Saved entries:
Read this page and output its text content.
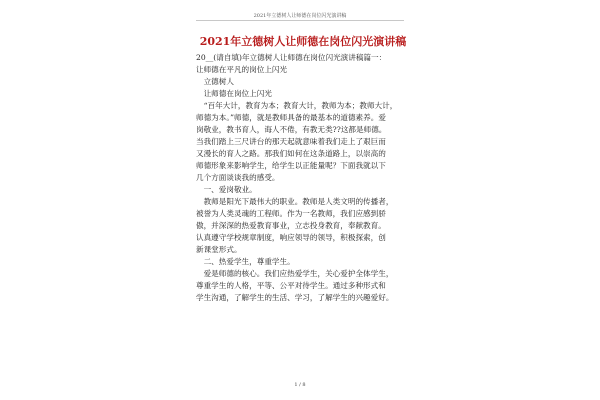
2021年立德树人让师德在岗位闪光演讲稿
2021年立德树人让师德在岗位闪光演讲稿
20__(请自填)年立德树人让师德在岗位闪光演讲稿篇一：
让师德在平凡的岗位上闪光
　立德树人
　让师德在岗位上闪光
　“百年大计，教育为本；教育大计，教师为本；教师大计，
师德为本。”师德，就是教师具备的最基本的道德素养。爱
岗敬业，教书育人，诲人不倦，有教无类??这都是师德。
当我们踏上三尺讲台的那天起就意味着我们走上了艰巨而
又漫长的育人之路。那我们如何在这条道路上，以崇高的
师德形象来影响学生，给学生以正能量呢？下面我就以下
几个方面谈谈我的感受。
　一、爱岗敬业。
　教师是阳光下最伟大的职业。教师是人类文明的传播者，
被誉为人类灵魂的工程师。作为一名教师，我们应感到骄
傲，并深深的热爱教育事业，立志投身教育，奉献教育。
认真遵守学校规章制度，响应领导的领导，积极探索，创
新课堂形式。
　二、热爱学生，尊重学生。
　爱是师德的核心。我们应热爱学生，关心爱护全体学生，
尊重学生的人格，平等、公平对待学生。通过多种形式和
学生沟通，了解学生的生活、学习，了解学生的兴趣爱好。
1 / 8
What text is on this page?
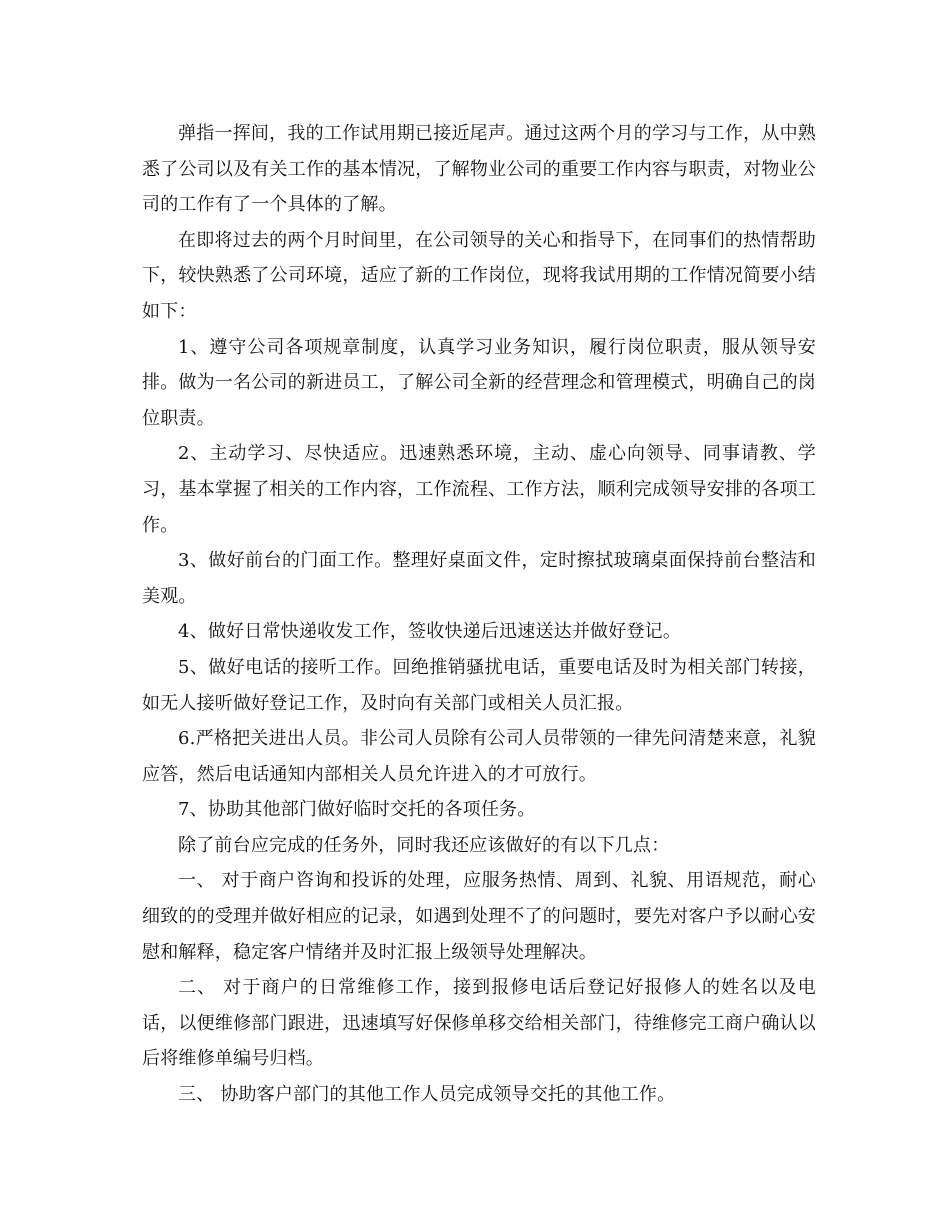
弹指一挥间，我的工作试用期已接近尾声。通过这两个月的学习与工作，从中熟悉了公司以及有关工作的基本情况，了解物业公司的重要工作内容与职责，对物业公司的工作有了一个具体的了解。

在即将过去的两个月时间里，在公司领导的关心和指导下，在同事们的热情帮助下，较快熟悉了公司环境，适应了新的工作岗位，现将我试用期的工作情况简要小结如下：

1、遵守公司各项规章制度，认真学习业务知识，履行岗位职责，服从领导安排。做为一名公司的新进员工，了解公司全新的经营理念和管理模式，明确自己的岗位职责。

2、主动学习、尽快适应。迅速熟悉环境，主动、虚心向领导、同事请教、学习，基本掌握了相关的工作内容，工作流程、工作方法，顺利完成领导安排的各项工作。

3、做好前台的门面工作。整理好桌面文件，定时擦拭玻璃桌面保持前台整洁和美观。

4、做好日常快递收发工作，签收快递后迅速送达并做好登记。

5、做好电话的接听工作。回绝推销骚扰电话，重要电话及时为相关部门转接，如无人接听做好登记工作，及时向有关部门或相关人员汇报。

6.严格把关进出人员。非公司人员除有公司人员带领的一律先问清楚来意，礼貌应答，然后电话通知内部相关人员允许进入的才可放行。

7、协助其他部门做好临时交托的各项任务。

除了前台应完成的任务外，同时我还应该做好的有以下几点：

一、 对于商户咨询和投诉的处理，应服务热情、周到、礼貌、用语规范，耐心细致的的受理并做好相应的记录，如遇到处理不了的问题时，要先对客户予以耐心安慰和解释，稳定客户情绪并及时汇报上级领导处理解决。

二、 对于商户的日常维修工作，接到报修电话后登记好报修人的姓名以及电话，以便维修部门跟进，迅速填写好保修单移交给相关部门，待维修完工商户确认以后将维修单编号归档。

三、 协助客户部门的其他工作人员完成领导交托的其他工作。
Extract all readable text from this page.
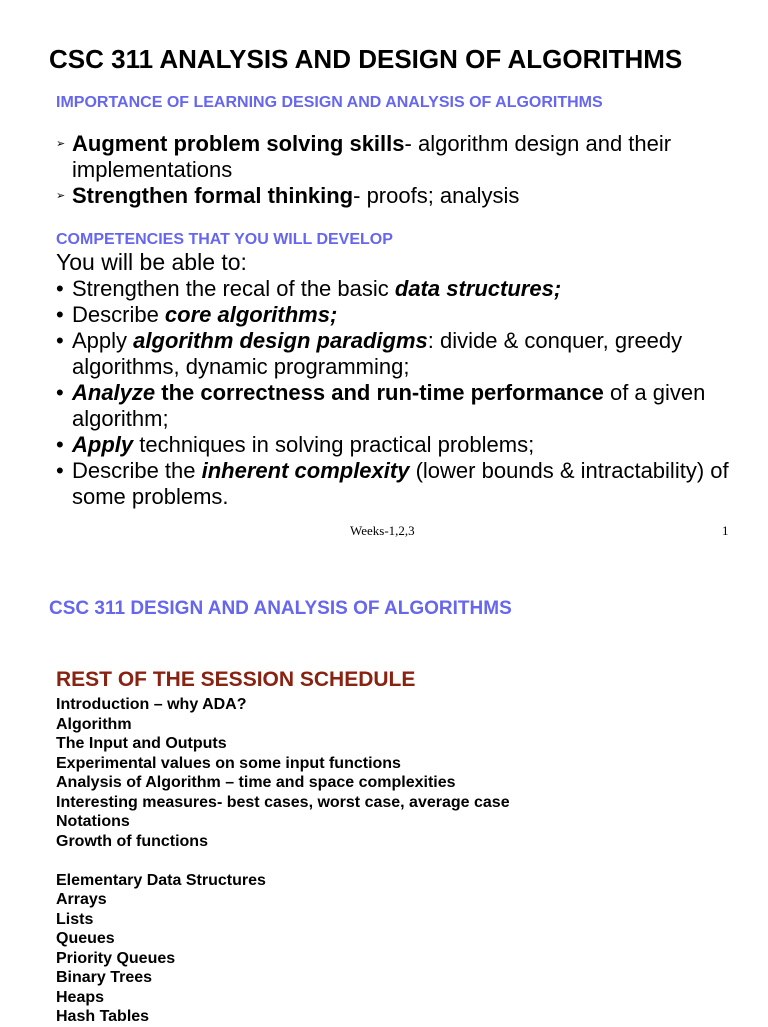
CSC 311 ANALYSIS AND DESIGN OF ALGORITHMS
IMPORTANCE OF LEARNING DESIGN AND ANALYSIS OF ALGORITHMS
➢ Augment problem solving skills- algorithm design and their implementations
➢ Strengthen formal thinking- proofs; analysis
COMPETENCIES THAT YOU WILL DEVELOP
You will be able to:
• Strengthen the recal of the basic data structures;
• Describe core algorithms;
• Apply algorithm design paradigms: divide & conquer, greedy algorithms, dynamic programming;
• Analyze the correctness and run-time performance of a given algorithm;
• Apply techniques in solving practical problems;
• Describe the inherent complexity (lower bounds & intractability) of some problems.
Weeks-1,2,3	1
CSC 311 DESIGN AND ANALYSIS OF ALGORITHMS
REST OF THE SESSION SCHEDULE
Introduction – why ADA?
Algorithm
The Input and Outputs
Experimental values on some input functions
Analysis of Algorithm – time and space complexities
Interesting measures- best cases, worst case, average case
Notations
Growth of functions
Elementary Data Structures
Arrays
Lists
Queues
Priority Queues
Binary Trees
Heaps
Hash Tables
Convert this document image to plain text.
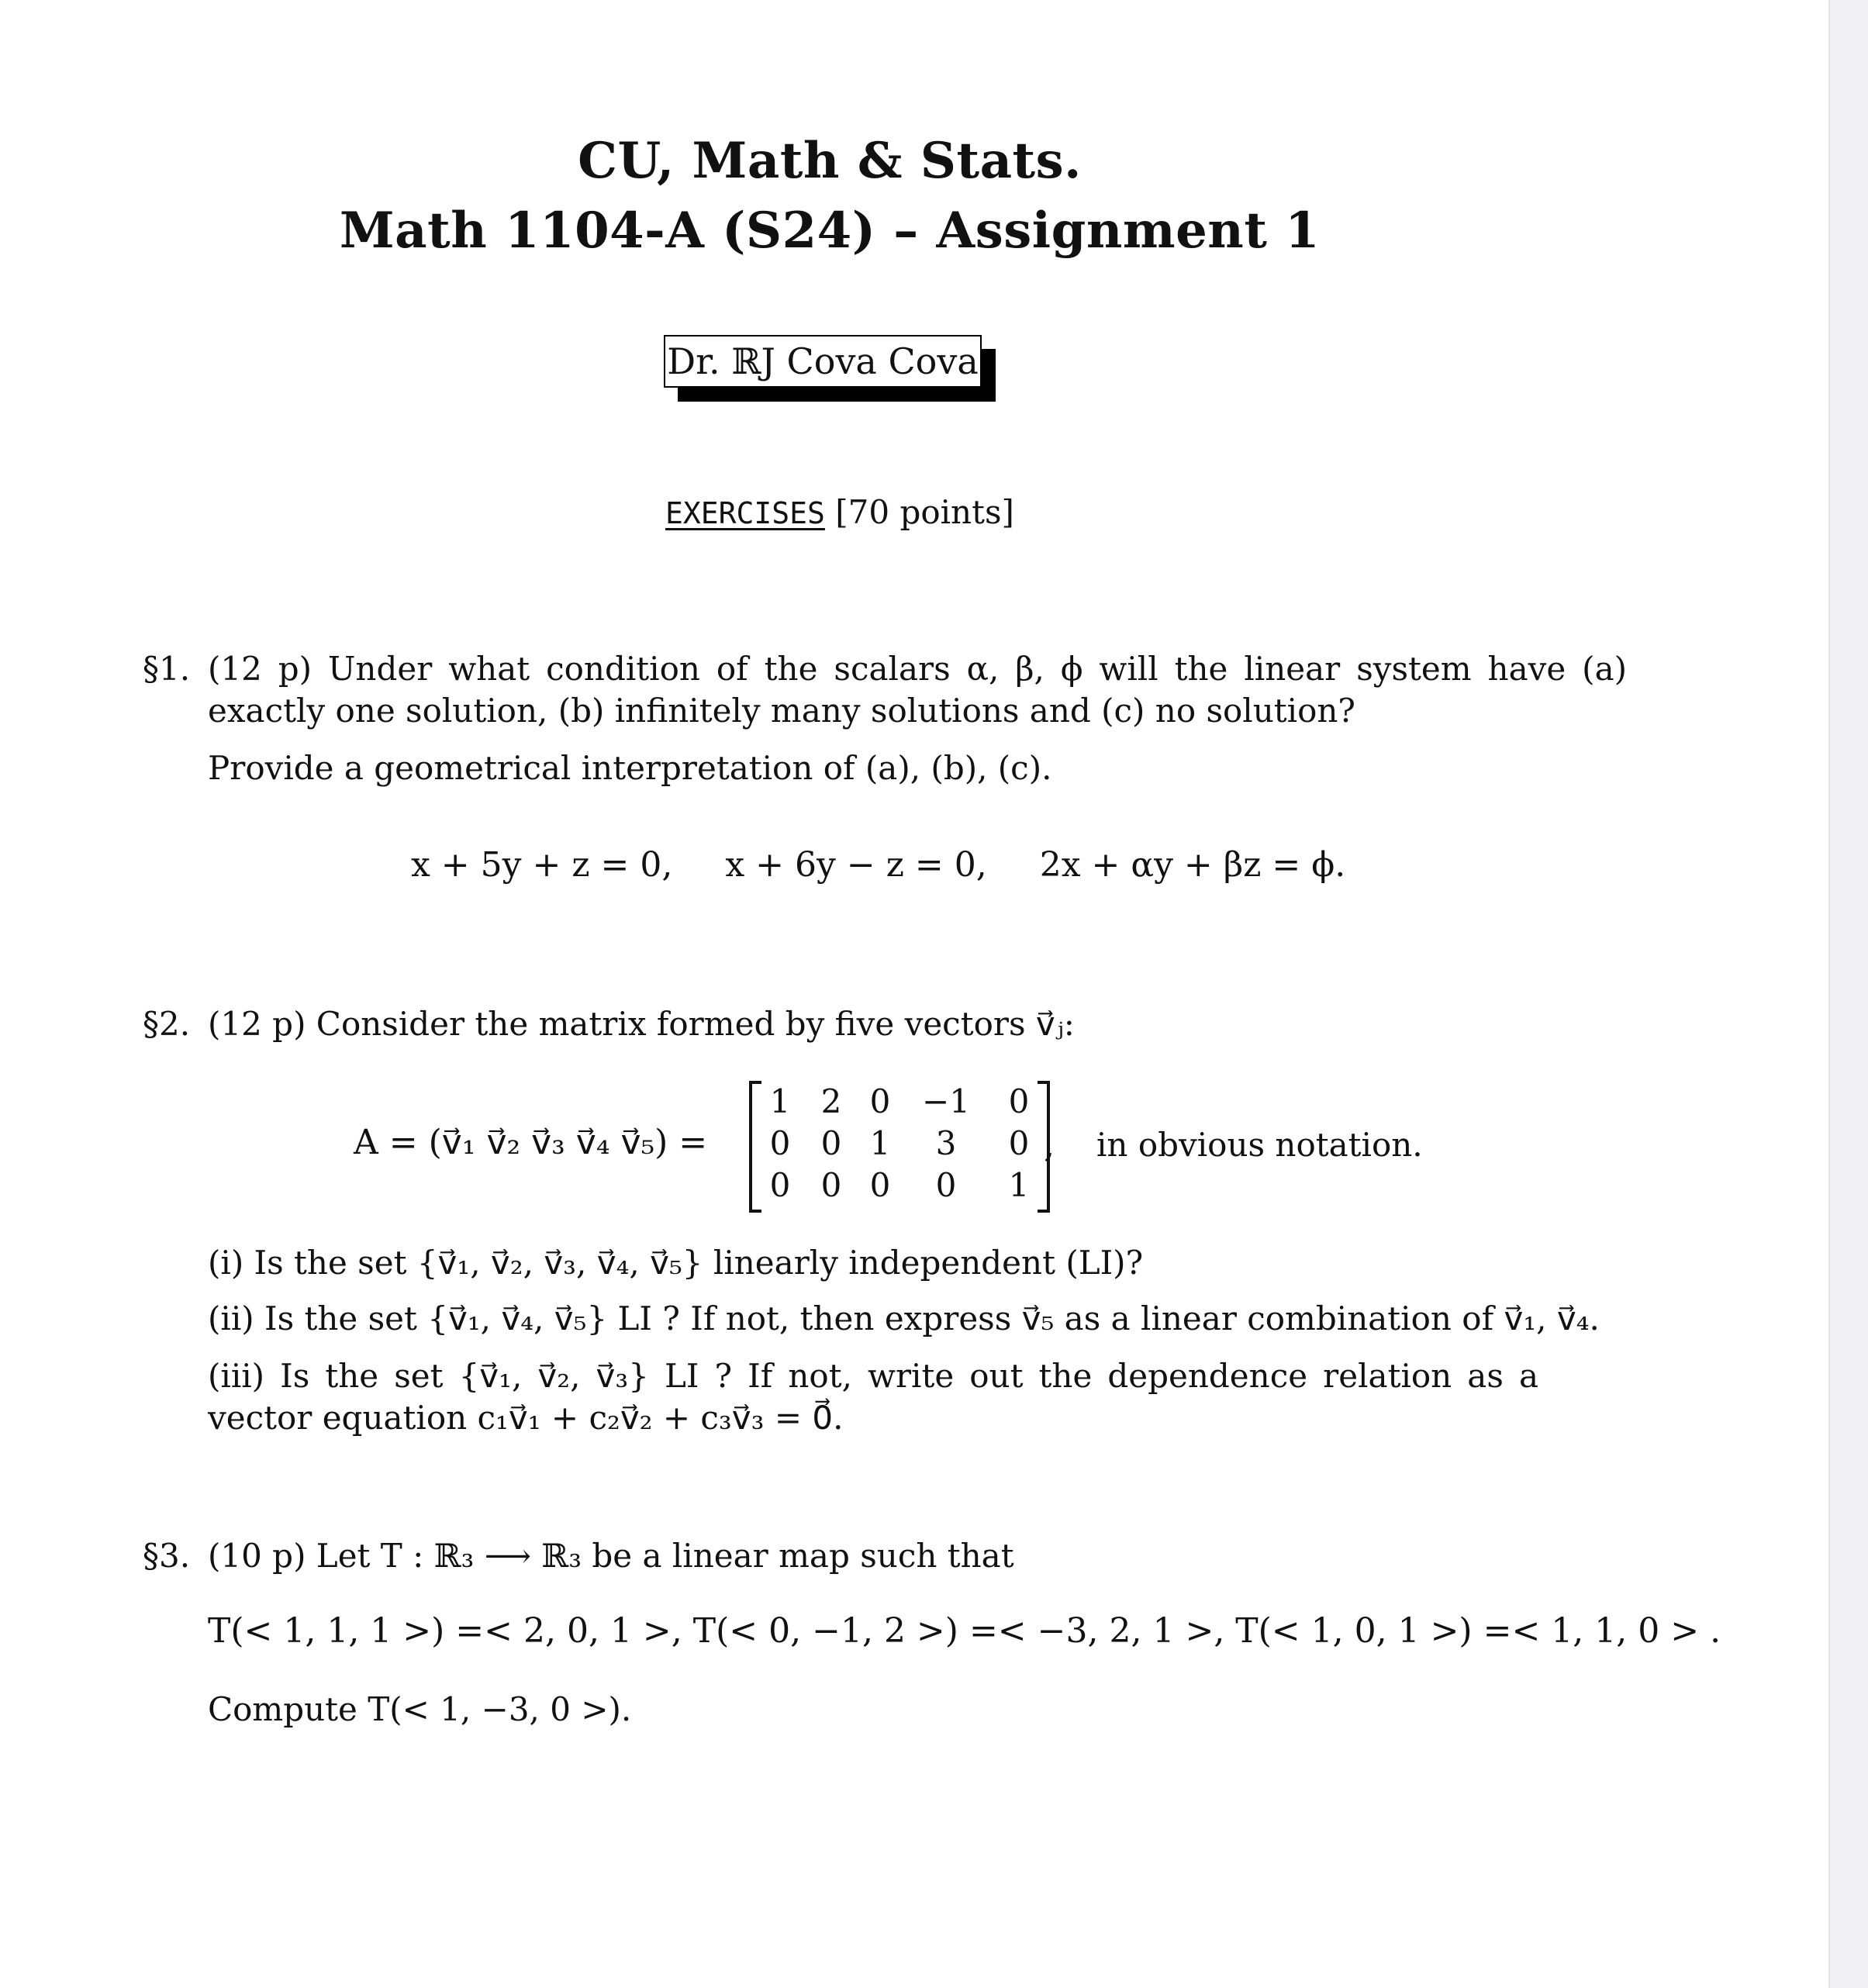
CU, Math & Stats.
Math 1104-A (S24) – Assignment 1
Dr. ℝJ Cova Cova
EXERCISES [70 points]
§1. (12 p) Under what condition of the scalars α, β, ϕ will the linear system have (a) exactly one solution, (b) infinitely many solutions and (c) no solution?
Provide a geometrical interpretation of (a), (b), (c).
x + 5y + z = 0, x + 6y − z = 0, 2x + αy + βz = ϕ.
§2. (12 p) Consider the matrix formed by five vectors v⃗ⱼ:
A = (v⃗₁ v⃗₂ v⃗₃ v⃗₄ v⃗₅) =
1 2 0 −1	0
0 0 1	3	0
0 0 0	0	1
, in obvious notation.
(i) Is the set {v⃗₁, v⃗₂, v⃗₃, v⃗₄, v⃗₅} linearly independent (LI)?
(ii) Is the set {v⃗₁, v⃗₄, v⃗₅} LI ? If not, then express v⃗₅ as a linear combination of v⃗₁, v⃗₄.
(iii) Is the set {v⃗₁, v⃗₂, v⃗₃} LI ? If not, write out the dependence relation as a vector equation c₁v⃗₁ + c₂v⃗₂ + c₃v⃗₃ = 0⃗.
§3. (10 p) Let T : ℝ₃ ⟶ ℝ₃ be a linear map such that
T(< 1, 1, 1 >) =< 2, 0, 1 >, T(< 0, −1, 2 >) =< −3, 2, 1 >, T(< 1, 0, 1 >) =< 1, 1, 0 > .
Compute T(< 1, −3, 0 >).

• **GOAL**
Leave out every line without the string "this" and copy the rest.

• **WRITTEN REPLY**
Read this page and output its text content.
What text is on this page?
Extract all readable text from this page.
Convert this document image to plain text.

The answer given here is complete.